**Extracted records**
━━━━━━━━━━━━━━━━
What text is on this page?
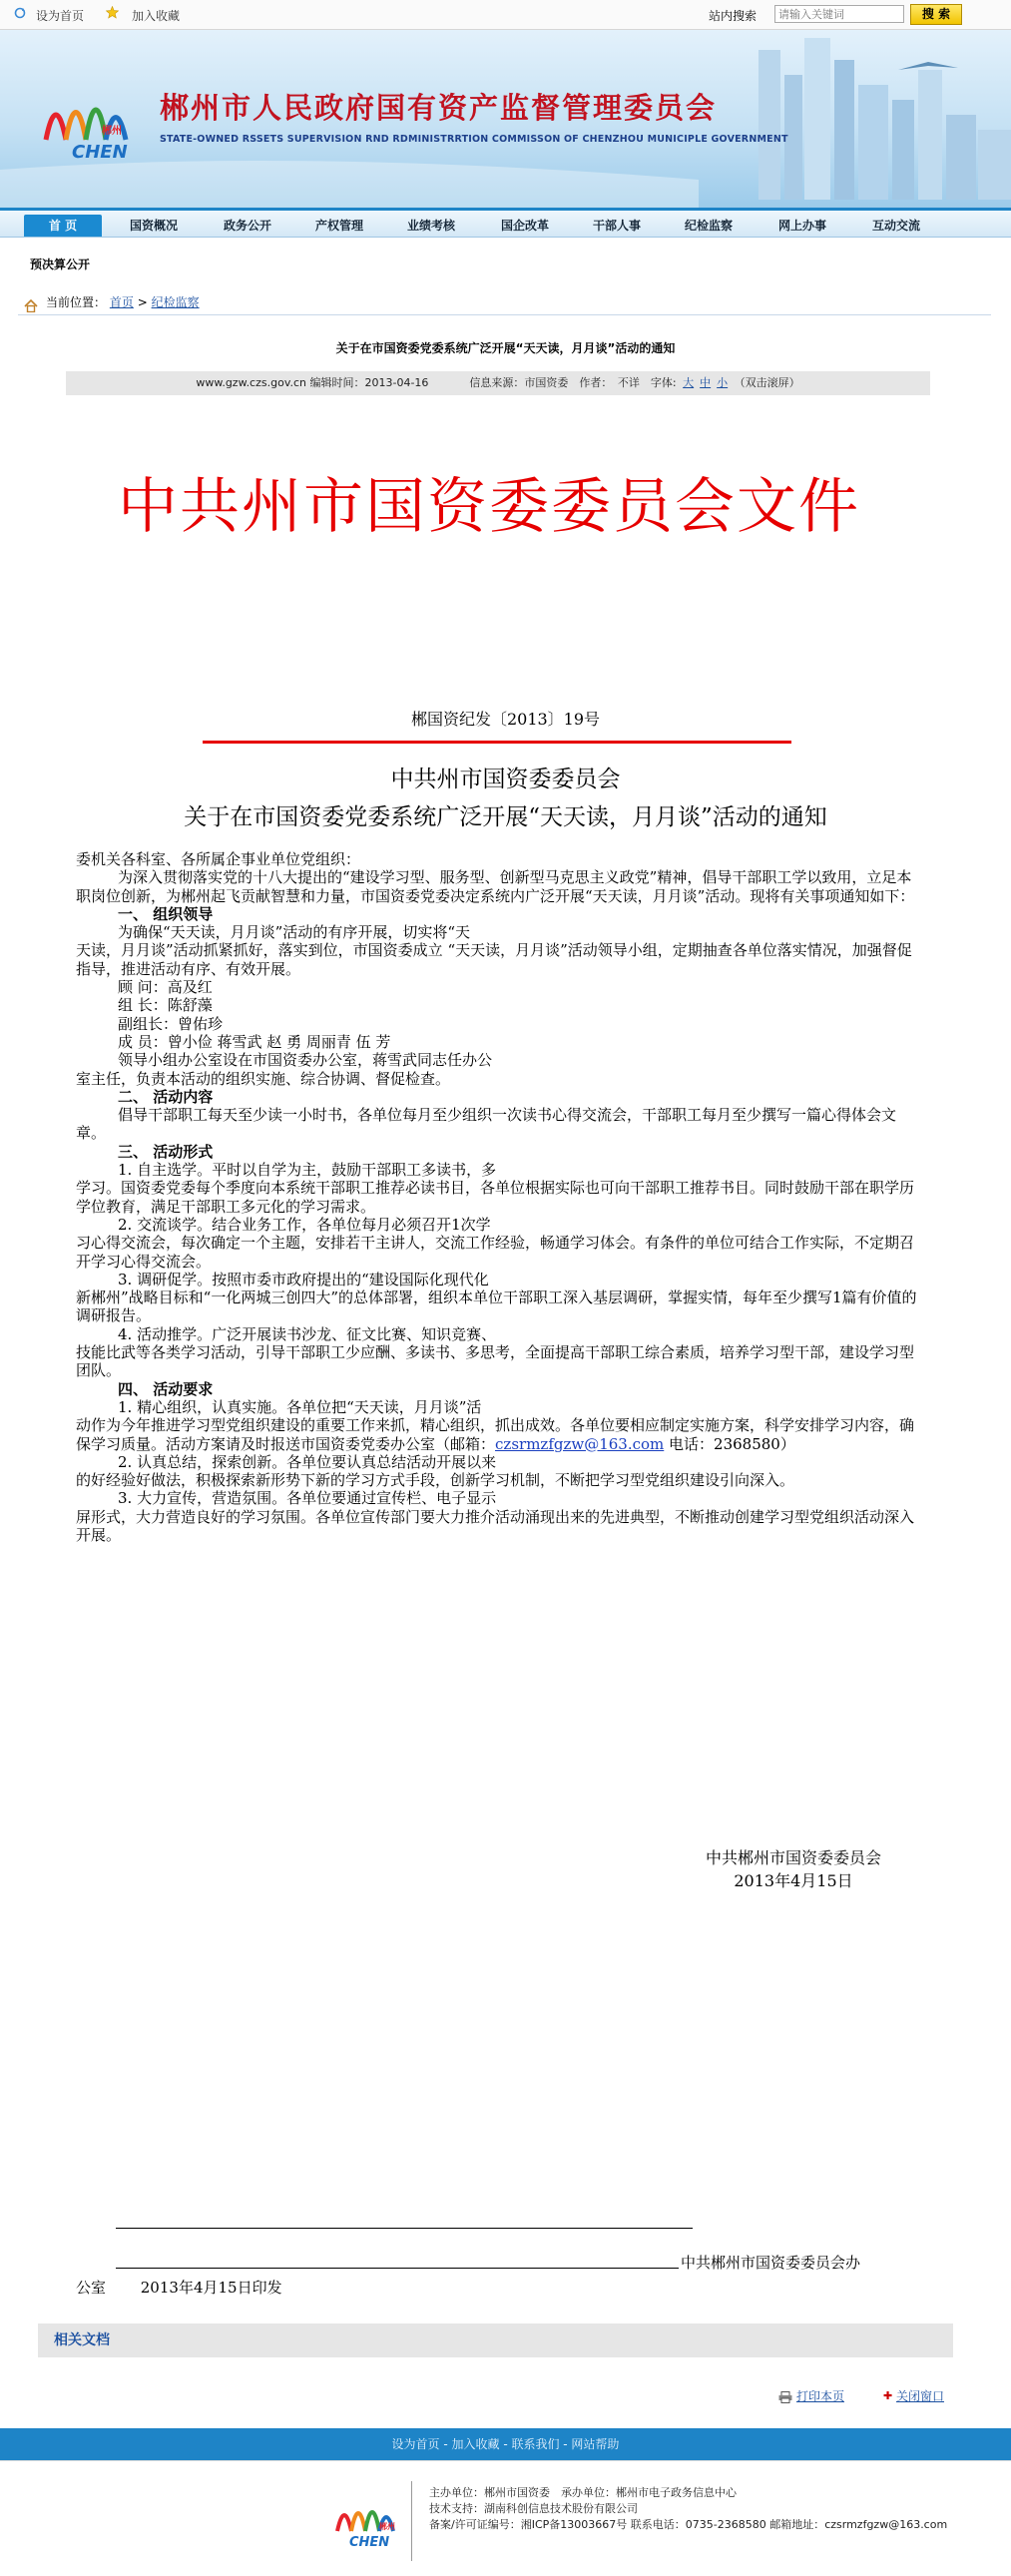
设为首页	加入收藏	站内搜索
请输入关键词	搜 索
郴州
CHEN
郴州市人民政府国有资产监督管理委员会
STATE-OWNED RSSETS SUPERVISION RND RDMINISTRRTION COMMISSON OF CHENZHOU MUNICIPLE GOVERNMENT
首 页	国资概况	政务公开	产权管理	业绩考核	国企改革	干部人事	纪检监察	网上办事	互动交流
预决算公开
当前位置： 首页 > 纪检监察
关于在市国资委党委系统广泛开展“天天读，月月谈”活动的通知
www.gzw.czs.gov.cn 编辑时间：2013-04-16	信息来源：市国资委　作者：　不详　字体: 大 中 小 （双击滚屏）
中共州市国资委委员会文件
郴国资纪发〔2013〕19号
中共州市国资委委员会
关于在市国资委党委系统广泛开展“天天读，月月谈”活动的通知

委机关各科室、各所属企事业单位党组织：

为深入贯彻落实党的十八大提出的“建设学习型、服务型、创新型马克思主义政党”精神，倡导干部职工学以致用，立足本职岗位创新，为郴州起飞贡献智慧和力量，市国资委党委决定系统内广泛开展“天天读，月月谈”活动。现将有关事项通知如下：

一、 组织领导

为确保“天天读，月月谈”活动的有序开展，切实将“天

天读，月月谈”活动抓紧抓好，落实到位，市国资委成立 “天天读，月月谈”活动领导小组，定期抽查各单位落实情况，加强督促指导，推进活动有序、有效开展。

顾 问：高及红

组 长：陈舒藻

副组长：曾佑珍

成 员：曾小俭 蒋雪武 赵 勇 周丽青 伍 芳

领导小组办公室设在市国资委办公室，蒋雪武同志任办公

室主任，负责本活动的组织实施、综合协调、督促检查。

二、 活动内容

倡导干部职工每天至少读一小时书，各单位每月至少组织一次读书心得交流会，干部职工每月至少撰写一篇心得体会文章。

三、 活动形式

1. 自主选学。平时以自学为主，鼓励干部职工多读书，多

学习。国资委党委每个季度向本系统干部职工推荐必读书目，各单位根据实际也可向干部职工推荐书目。同时鼓励干部在职学历学位教育，满足干部职工多元化的学习需求。

2. 交流谈学。结合业务工作，各单位每月必须召开1次学

习心得交流会，每次确定一个主题，安排若干主讲人，交流工作经验，畅通学习体会。有条件的单位可结合工作实际，不定期召开学习心得交流会。

3. 调研促学。按照市委市政府提出的“建设国际化现代化

新郴州”战略目标和“一化两城三创四大”的总体部署，组织本单位干部职工深入基层调研，掌握实情，每年至少撰写1篇有价值的调研报告。

4. 活动推学。广泛开展读书沙龙、征文比赛、知识竞赛、

技能比武等各类学习活动，引导干部职工少应酬、多读书、多思考，全面提高干部职工综合素质，培养学习型干部，建设学习型团队。

四、 活动要求

1. 精心组织，认真实施。各单位把“天天读，月月谈”活

动作为今年推进学习型党组织建设的重要工作来抓，精心组织，抓出成效。各单位要相应制定实施方案，科学安排学习内容，确保学习质量。活动方案请及时报送市国资委党委办公室（邮箱：czsrmzfgzw@163.com 电话：2368580）

2. 认真总结，探索创新。各单位要认真总结活动开展以来

的好经验好做法，积极探索新形势下新的学习方式手段，创新学习机制，不断把学习型党组织建设引向深入。

3. 大力宣传，营造氛围。各单位要通过宣传栏、电子显示

屏形式，大力营造良好的学习氛围。各单位宣传部门要大力推介活动涌现出来的先进典型，不断推动创建学习型党组织活动深入开展。

中共郴州市国资委委员会
2013年4月15日
中共郴州市国资委委员会办
公室　　 2013年4月15日印发
相关文档
打印本页	✚ 关闭窗口
设为首页 - 加入收藏 - 联系我们 - 网站帮助
郴州
CHEN
主办单位：郴州市国资委　承办单位：郴州市电子政务信息中心
技术支持：湖南科创信息技术股份有限公司
备案/许可证编号：湘ICP备13003667号 联系电话：0735-2368580 邮箱地址：czsrmzfgzw@163.com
━━━━━━━━━━━━━━━━
Write out each line of the data that holds the string "精心组织".

1. 精心组织，认真实施。各单位把“天天读，月月谈”活
动作为今年推进学习型党组织建设的重要工作来抓，精心组织，抓出成效。各单位要相应制定实施方案，科学安排学习内容，确保学习质量。活动方案请及时报送市国资委党委办公室（邮箱：czsrmzfgzw@163.com 电话：2368580）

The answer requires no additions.